======== Data section

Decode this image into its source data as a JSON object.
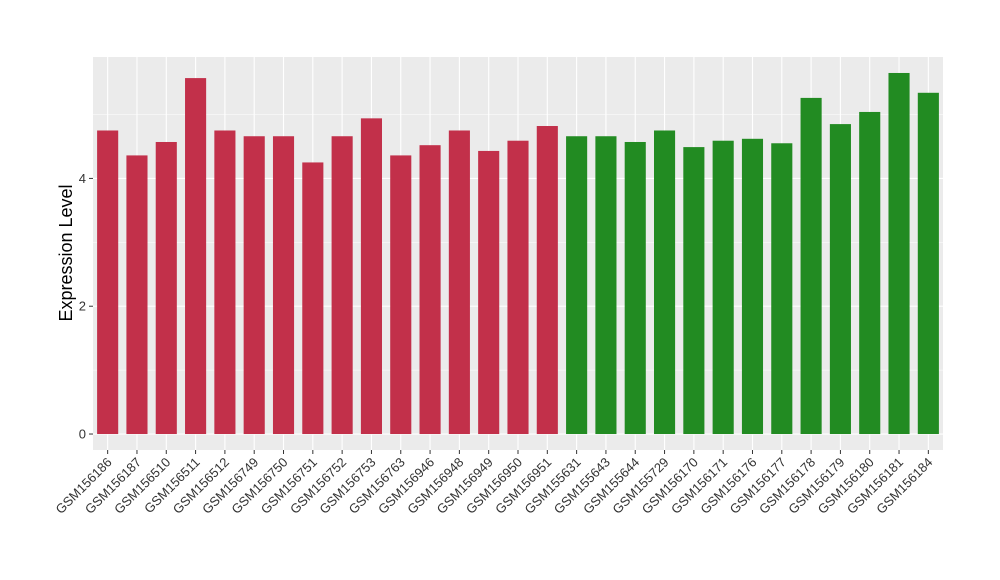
{
  "chart_data": {
    "type": "bar",
    "title": "",
    "xlabel": "",
    "ylabel": "Expression Level",
    "ylim": [
      -0.25,
      5.9
    ],
    "yticks": [
      0,
      2,
      4
    ],
    "grid": true,
    "colors": {
      "group_a": "#c2304a",
      "group_b": "#228b22",
      "panel_bg": "#ebebeb",
      "grid": "#ffffff"
    },
    "categories": [
      "GSM156186",
      "GSM156187",
      "GSM156510",
      "GSM156511",
      "GSM156512",
      "GSM156749",
      "GSM156750",
      "GSM156751",
      "GSM156752",
      "GSM156753",
      "GSM156763",
      "GSM156946",
      "GSM156948",
      "GSM156949",
      "GSM156950",
      "GSM156951",
      "GSM155631",
      "GSM155643",
      "GSM155644",
      "GSM155729",
      "GSM156170",
      "GSM156171",
      "GSM156176",
      "GSM156177",
      "GSM156178",
      "GSM156179",
      "GSM156180",
      "GSM156181",
      "GSM156184"
    ],
    "values": [
      4.75,
      4.36,
      4.57,
      5.57,
      4.75,
      4.66,
      4.66,
      4.25,
      4.66,
      4.94,
      4.36,
      4.52,
      4.75,
      4.43,
      4.59,
      4.82,
      4.66,
      4.66,
      4.57,
      4.75,
      4.49,
      4.59,
      4.62,
      4.55,
      5.26,
      4.85,
      5.04,
      5.65,
      5.34
    ],
    "groups": [
      "a",
      "a",
      "a",
      "a",
      "a",
      "a",
      "a",
      "a",
      "a",
      "a",
      "a",
      "a",
      "a",
      "a",
      "a",
      "a",
      "b",
      "b",
      "b",
      "b",
      "b",
      "b",
      "b",
      "b",
      "b",
      "b",
      "b",
      "b",
      "b"
    ]
  }
}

================

Directive:
Pictures are to be left out; all else in the entries above is to be quoted exactly.

Worked answer:
Decode this image into its source data as a JSON object.
{
  "chart_data": {
    "type": "bar",
    "title": "",
    "xlabel": "",
    "ylabel": "Expression Level",
    "ylim": [
      -0.25,
      5.9
    ],
    "yticks": [
      0,
      2,
      4
    ],
    "grid": true,
    "colors": {
      "group_a": "#c2304a",
      "group_b": "#228b22",
      "panel_bg": "#ebebeb",
      "grid": "#ffffff"
    },
    "categories": [
      "GSM156186",
      "GSM156187",
      "GSM156510",
      "GSM156511",
      "GSM156512",
      "GSM156749",
      "GSM156750",
      "GSM156751",
      "GSM156752",
      "GSM156753",
      "GSM156763",
      "GSM156946",
      "GSM156948",
      "GSM156949",
      "GSM156950",
      "GSM156951",
      "GSM155631",
      "GSM155643",
      "GSM155644",
      "GSM155729",
      "GSM156170",
      "GSM156171",
      "GSM156176",
      "GSM156177",
      "GSM156178",
      "GSM156179",
      "GSM156180",
      "GSM156181",
      "GSM156184"
    ],
    "values": [
      4.75,
      4.36,
      4.57,
      5.57,
      4.75,
      4.66,
      4.66,
      4.25,
      4.66,
      4.94,
      4.36,
      4.52,
      4.75,
      4.43,
      4.59,
      4.82,
      4.66,
      4.66,
      4.57,
      4.75,
      4.49,
      4.59,
      4.62,
      4.55,
      5.26,
      4.85,
      5.04,
      5.65,
      5.34
    ],
    "groups": [
      "a",
      "a",
      "a",
      "a",
      "a",
      "a",
      "a",
      "a",
      "a",
      "a",
      "a",
      "a",
      "a",
      "a",
      "a",
      "a",
      "b",
      "b",
      "b",
      "b",
      "b",
      "b",
      "b",
      "b",
      "b",
      "b",
      "b",
      "b",
      "b"
    ]
  }
}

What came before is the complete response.